__Directions__.
In the entries below, count every line containing "para". Return the number and nothing else.

[Dataset items]
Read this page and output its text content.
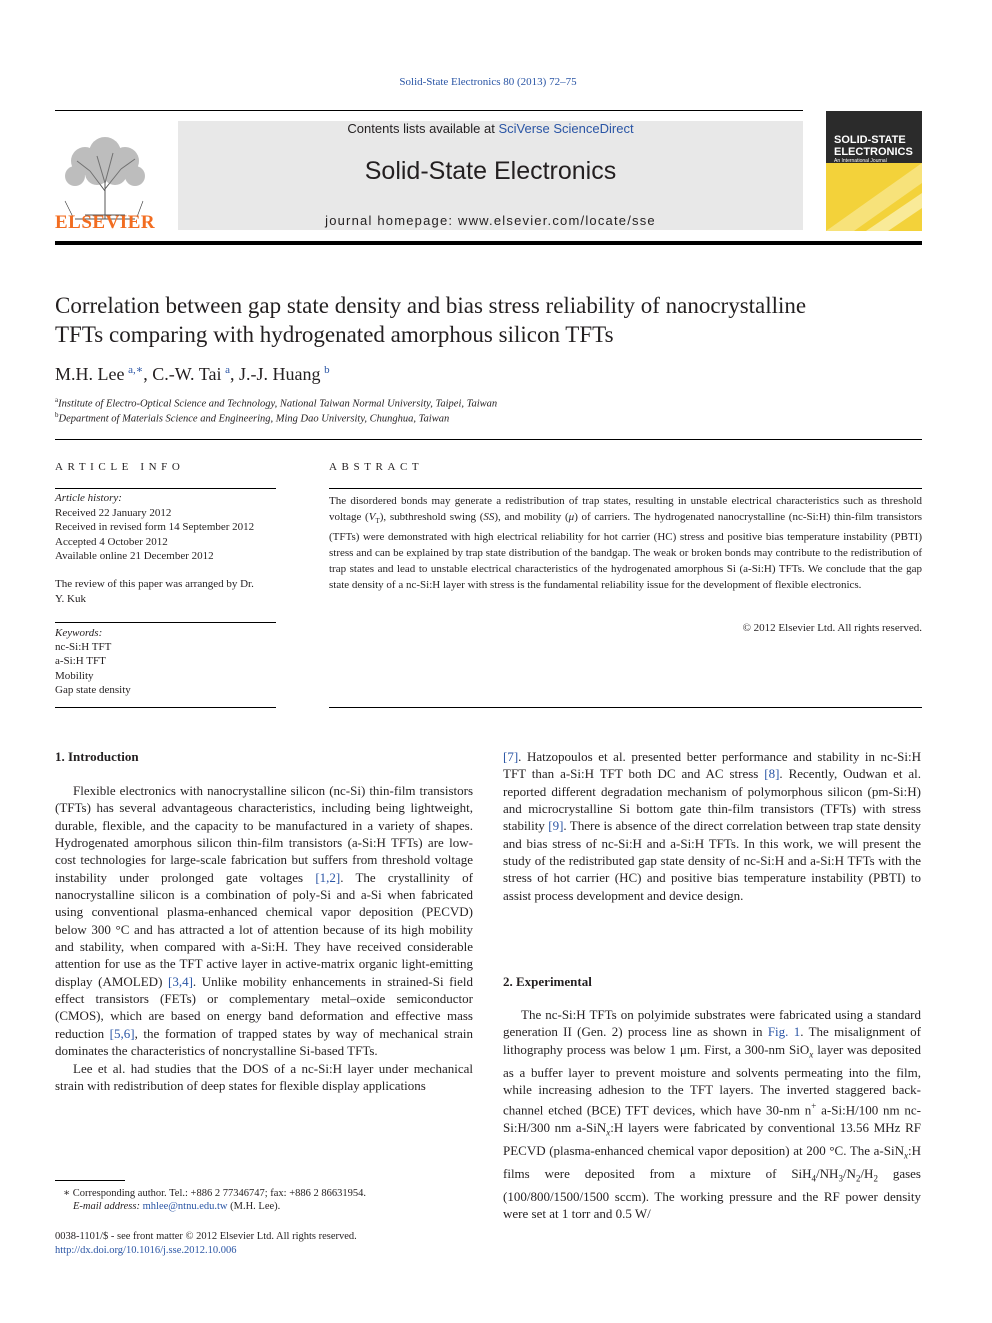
Solid-State Electronics 80 (2013) 72–75
ELSEVIER
Contents lists available at SciVerse ScienceDirect
Solid-State Electronics
journal homepage: www.elsevier.com/locate/sse
SOLID-STATE
ELECTRONICS
An International Journal
Correlation between gap state density and bias stress reliability of nanocrystalline
TFTs comparing with hydrogenated amorphous silicon TFTs
M.H. Lee  $^{a,∗}$, C.-W. Tai  $^a$, J.-J. Huang  $^b$
$^a$Institute of Electro-Optical Science and Technology, National Taiwan Normal University, Taipei, Taiwan
$^b$Department of Materials Science and Engineering, Ming Dao University, Chunghua, Taiwan
ARTICLE INFO
Article history:
Received 22 January 2012
Received in revised form 14 September 2012
Accepted 4 October 2012
Available online 21 December 2012
The review of this paper was arranged by Dr.
Y. Kuk
Keywords:
nc-Si:H TFT
a-Si:H TFT
Mobility
Gap state density
ABSTRACT
The disordered bonds may generate a redistribution of trap states, resulting in unstable electrical characteristics such as threshold voltage $(V_T)$, subthreshold swing (SS), and mobility (μ) of carriers. The hydrogenated nanocrystalline (nc-Si:H) thin-film transistors (TFTs) were demonstrated with high electrical reliability for hot carrier (HC) stress and positive bias temperature instability (PBTI) stress and can be explained by trap state distribution of the bandgap. The weak or broken bonds may contribute to the redistribution of trap states and lead to unstable electrical characteristics of the hydrogenated amorphous Si (a-Si:H) TFTs. We conclude that the gap state density of a nc-Si:H layer with stress is the fundamental reliability issue for the development of flexible electronics.
© 2012 Elsevier Ltd. All rights reserved.
1. Introduction

Flexible electronics with nanocrystalline silicon (nc-Si) thin-film transistors (TFTs) has several advantageous characteristics, including being lightweight, durable, flexible, and the capacity to be manufactured in a variety of shapes. Hydrogenated amorphous silicon thin-film transistors (a-Si:H TFTs) are low-cost technologies for large-scale fabrication but suffers from threshold voltage instability under prolonged gate voltages [1,2]. The crystallinity of nanocrystalline silicon is a combination of poly-Si and a-Si when fabricated using conventional plasma-enhanced chemical vapor deposition (PECVD) below 300 °C and has attracted a lot of attention because of its high mobility and stability, when compared with a-Si:H. They have received considerable attention for use as the TFT active layer in active-matrix organic light-emitting display (AMOLED) [3,4]. Unlike mobility enhancements in strained-Si field effect transistors (FETs) or complementary metal–oxide semiconductor (CMOS), which are based on energy band deformation and effective mass reduction [5,6], the formation of trapped states by way of mechanical strain dominates the characteristics of noncrystalline Si-based TFTs.

Lee et al. had studies that the DOS of a nc-Si:H layer under mechanical strain with redistribution of deep states for flexible display applications

[7]. Hatzopoulos et al. presented better performance and stability in nc-Si:H TFT than a-Si:H TFT both DC and AC stress [8]. Recently, Oudwan et al. reported different degradation mechanism of polymorphous silicon (pm-Si:H) and microcrystalline Si bottom gate thin-film transistors (TFTs) with stress stability [9]. There is absence of the direct correlation between trap state density and bias stress of nc-Si:H and a-Si:H TFTs. In this work, we will present the study of the redistributed gap state density of nc-Si:H and a-Si:H TFTs with the stress of hot carrier (HC) and positive bias temperature instability (PBTI) to assist process development and device design.

2. Experimental

The nc-Si:H TFTs on polyimide substrates were fabricated using a standard generation II (Gen. 2) process line as shown in Fig. 1. The misalignment of lithography process was below 1 μm. First, a 300-nm SiO$_x$ layer was deposited as a buffer layer to prevent moisture and solvents permeating into the film, while increasing adhesion to the TFT layers. The inverted staggered back-channel etched (BCE) TFT devices, which have 30-nm n+ a-Si:H/100 nm nc-Si:H/300 nm a-SiN$_x$:H layers were fabricated by conventional 13.56 MHz RF PECVD (plasma-enhanced chemical vapor deposition) at 200 °C. The a-SiN$_x$:H films were deposited from a mixture of $SiH_4/NH_3/N_2/H_2$ gases (100/800/1500/1500 sccm). The working pressure and the RF power density were set at 1 torr and 0.5 W/

∗ Corresponding author. Tel.: +886 2 77346747; fax: +886 2 86631954.
E-mail address: mhlee@ntnu.edu.tw (M.H. Lee).
0038-1101/$ - see front matter © 2012 Elsevier Ltd. All rights reserved.
http://dx.doi.org/10.1016/j.sse.2012.10.006
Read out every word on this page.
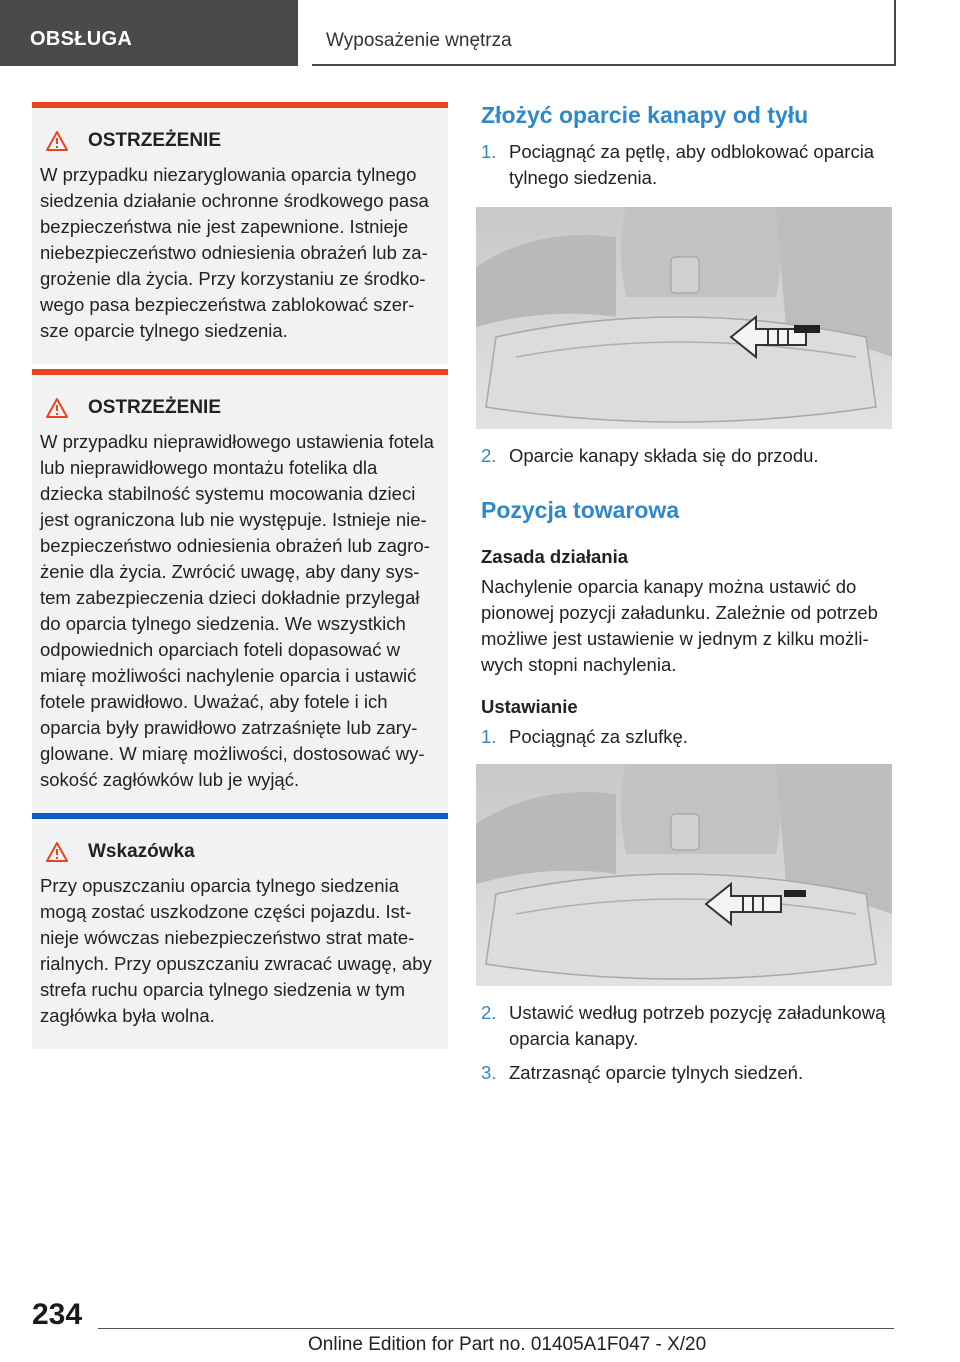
OBSŁUGA	Wyposażenie wnętrza
OSTRZEŻENIE
W przypadku niezaryglowania oparcia tylnego siedzenia działanie ochronne środkowego pasa bezpieczeństwa nie jest zapewnione. Istnieje niebezpieczeństwo odniesienia obrażeń lub zagrożenie dla życia. Przy korzystaniu ze środkowego pasa bezpieczeństwa zablokować szersze oparcie tylnego siedzenia.
OSTRZEŻENIE
W przypadku nieprawidłowego ustawienia fotela lub nieprawidłowego montażu fotelika dla dziecka stabilność systemu mocowania dzieci jest ograniczona lub nie występuje. Istnieje niebezpieczeństwo odniesienia obrażeń lub zagrożenie dla życia. Zwrócić uwagę, aby dany system zabezpieczenia dzieci dokładnie przylegał do oparcia tylnego siedzenia. We wszystkich odpowiednich oparciach foteli dopasować w miarę możliwości nachylenie oparcia i ustawić fotele prawidłowo. Uważać, aby fotele i ich oparcia były prawidłowo zatrzaśnięte lub zaryglowane. W miarę możliwości, dostosować wysokość zagłówków lub je wyjąć.
Wskazówka
Przy opuszczaniu oparcia tylnego siedzenia mogą zostać uszkodzone części pojazdu. Istnieje wówczas niebezpieczeństwo strat materialnych. Przy opuszczaniu zwracać uwagę, aby strefa ruchu oparcia tylnego siedzenia w tym zagłówka była wolna.
Złożyć oparcie kanapy od tyłu
1. Pociągnąć za pętlę, aby odblokować oparcia tylnego siedzenia.
2. Oparcie kanapy składa się do przodu.
Pozycja towarowa
Zasada działania
Nachylenie oparcia kanapy można ustawić do pionowej pozycji załadunku. Zależnie od potrzeb możliwe jest ustawienie w jednym z kilku możliwych stopni nachylenia.
Ustawianie
1. Pociągnąć za szlufkę.
2. Ustawić według potrzeb pozycję załadunkową oparcia kanapy.
3. Zatrzasnąć oparcie tylnych siedzeń.
234
Online Edition for Part no. 01405A1F047 - X/20
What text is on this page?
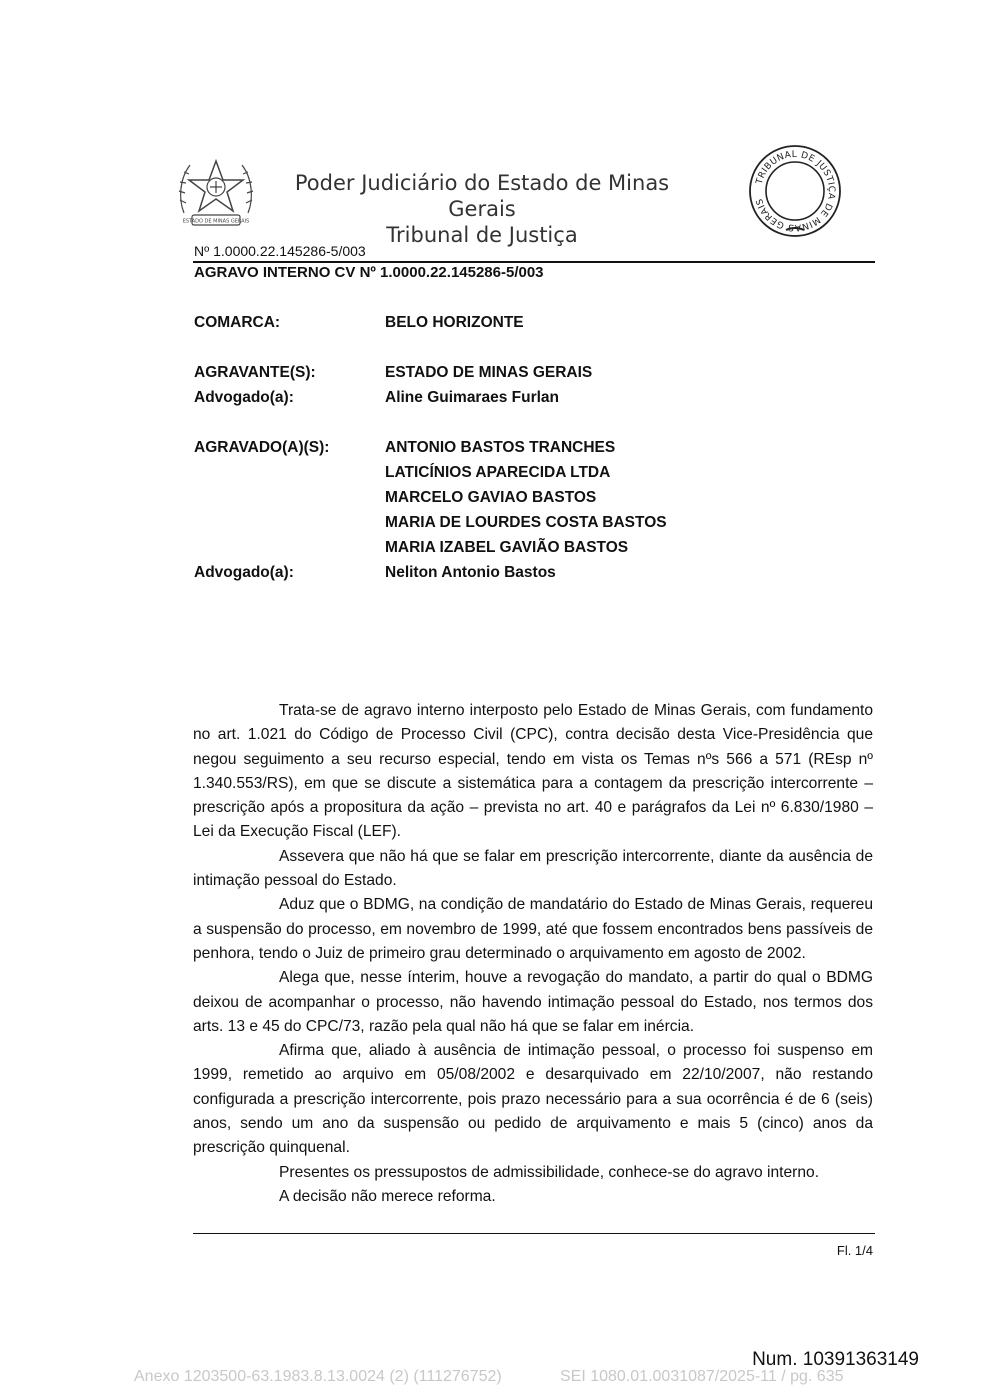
ESTADO DE MINAS GERAIS
Poder Judiciário do Estado de Minas Gerais
Tribunal de Justiça
TRIBUNAL DE JUSTIÇA DE MINAS GERAIS
Nº 1.0000.22.145286-5/003
AGRAVO INTERNO CV Nº 1.0000.22.145286-5/003
COMARCA:	BELO HORIZONTE
AGRAVANTE(S):	ESTADO DE MINAS GERAIS
Advogado(a):	Aline Guimaraes Furlan
AGRAVADO(A)(S):	ANTONIO BASTOS TRANCHES
LATICÍNIOS APARECIDA LTDA
MARCELO GAVIAO BASTOS
MARIA DE LOURDES COSTA BASTOS
MARIA IZABEL GAVIÃO BASTOS
Advogado(a):	Neliton Antonio Bastos

Trata-se de agravo interno interposto pelo Estado de Minas Gerais, com fundamento no art. 1.021 do Código de Processo Civil (CPC), contra decisão desta Vice-Presidência que negou seguimento a seu recurso especial, tendo em vista os Temas nºs 566 a 571 (REsp nº 1.340.553/RS), em que se discute a sistemática para a contagem da prescrição intercorrente – prescrição após a propositura da ação – prevista no art. 40 e parágrafos da Lei nº 6.830/1980 – Lei da Execução Fiscal (LEF).

Assevera que não há que se falar em prescrição intercorrente, diante da ausência de intimação pessoal do Estado.

Aduz que o BDMG, na condição de mandatário do Estado de Minas Gerais, requereu a suspensão do processo, em novembro de 1999, até que fossem encontrados bens passíveis de penhora, tendo o Juiz de primeiro grau determinado o arquivamento em agosto de 2002.

Alega que, nesse ínterim, houve a revogação do mandato, a partir do qual o BDMG deixou de acompanhar o processo, não havendo intimação pessoal do Estado, nos termos dos arts. 13 e 45 do CPC/73, razão pela qual não há que se falar em inércia.

Afirma que, aliado à ausência de intimação pessoal, o processo foi suspenso em 1999, remetido ao arquivo em 05/08/2002 e desarquivado em 22/10/2007, não restando configurada a prescrição intercorrente, pois prazo necessário para a sua ocorrência é de 6 (seis) anos, sendo um ano da suspensão ou pedido de arquivamento e mais 5 (cinco) anos da prescrição quinquenal.

Presentes os pressupostos de admissibilidade, conhece-se do agravo interno.

A decisão não merece reforma.

Fl. 1/4
Num. 10391363149
Anexo 1203500-63.1983.8.13.0024 (2) (111276752)	SEI 1080.01.0031087/2025-11 / pg. 635
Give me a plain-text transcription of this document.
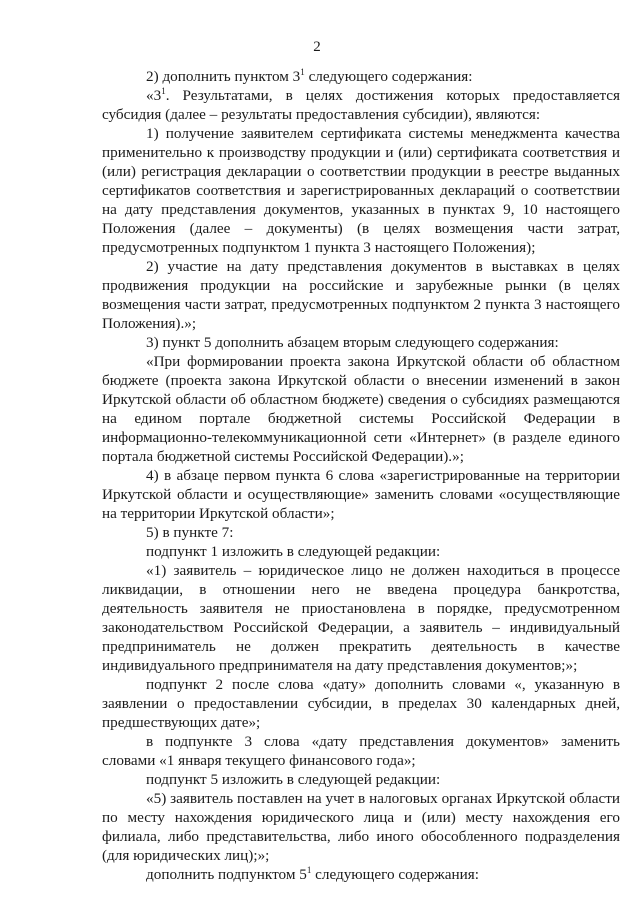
2

2) дополнить пунктом $3^1$ следующего содержания:

«$3^1$. Результатами, в целях достижения которых предоставляется субсидия (далее – результаты предоставления субсидии), являются:

1) получение заявителем сертификата системы менеджмента качества применительно к производству продукции и (или) сертификата соответствия и (или) регистрация декларации о соответствии продукции в реестре выданных сертификатов соответствия и зарегистрированных деклараций о соответствии на дату представления документов, указанных в пунктах 9, 10 настоящего Положения (далее – документы) (в целях возмещения части затрат, предусмотренных подпунктом 1 пункта 3 настоящего Положения);

2) участие на дату представления документов в выставках в целях продвижения продукции на российские и зарубежные рынки (в целях возмещения части затрат, предусмотренных подпунктом 2 пункта 3 настоящего Положения).»;

3) пункт 5 дополнить абзацем вторым следующего содержания:

«При формировании проекта закона Иркутской области об областном бюджете (проекта закона Иркутской области о внесении изменений в закон Иркутской области об областном бюджете) сведения о субсидиях размещаются на едином портале бюджетной системы Российской Федерации в информационно-телекоммуникационной сети «Интернет» (в разделе единого портала бюджетной системы Российской Федерации).»;

4) в абзаце первом пункта 6 слова «зарегистрированные на территории Иркутской области и осуществляющие» заменить словами «осуществляющие на территории Иркутской области»;

5) в пункте 7:

подпункт 1 изложить в следующей редакции:

«1) заявитель – юридическое лицо не должен находиться в процессе ликвидации, в отношении него не введена процедура банкротства, деятельность заявителя не приостановлена в порядке, предусмотренном законодательством Российской Федерации, а заявитель – индивидуальный предприниматель не должен прекратить деятельность в качестве индивидуального предпринимателя на дату представления документов;»;

подпункт 2 после слова «дату» дополнить словами «, указанную в заявлении о предоставлении субсидии, в пределах 30 календарных дней, предшествующих дате»;

в подпункте 3 слова «дату представления документов» заменить словами «1 января текущего финансового года»;

подпункт 5 изложить в следующей редакции:

«5) заявитель поставлен на учет в налоговых органах Иркутской области по месту нахождения юридического лица и (или) месту нахождения его филиала, либо представительства, либо иного обособленного подразделения (для юридических лиц);»;

дополнить подпунктом $5^1$ следующего содержания:
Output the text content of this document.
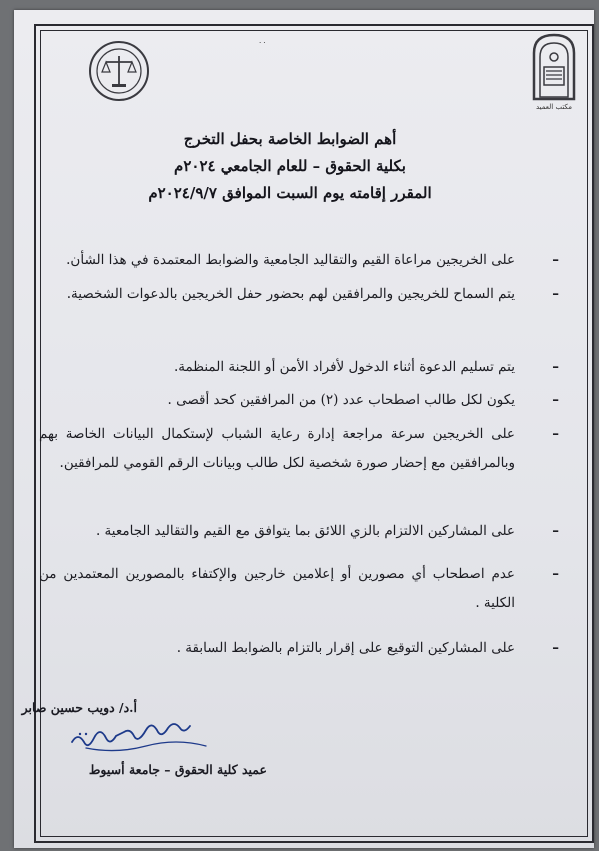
مكتب العميد
٠٠
أهم الضوابط الخاصة بحفل التخرج
بكلية الحقوق – للعام الجامعي ٢٠٢٤م
المقرر إقامته يوم السبت الموافق ٢٠٢٤/٩/٧م
–
على الخريجين مراعاة القيم والتقاليد الجامعية والضوابط المعتمدة في هذا الشأن.
–
يتم السماح للخريجين والمرافقين لهم بحضور حفل الخريجين بالدعوات الشخصية.
–
يتم تسليم الدعوة أثناء الدخول لأفراد الأمن أو اللجنة المنظمة.
–
يكون لكل طالب اصطحاب عدد (٢) من المرافقين كحد أقصى .
–
على الخريجين سرعة مراجعة إدارة رعاية الشباب لإستكمال البيانات الخاصة بهم وبالمرافقين مع إحضار صورة شخصية لكل طالب وبيانات الرقم القومي للمرافقين.
–
على المشاركين الالتزام بالزي اللائق بما يتوافق مع القيم والتقاليد الجامعية .
–
عدم اصطحاب أي مصورين أو إعلامين خارجين والإكتفاء بالمصورين المعتمدين من الكلية .
–
على المشاركين التوقيع على إقرار بالتزام بالضوابط السابقة .
أ.د/ دويب حسين صابر
عميد كلية الحقوق – جامعة أسيوط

__Task solution__.
2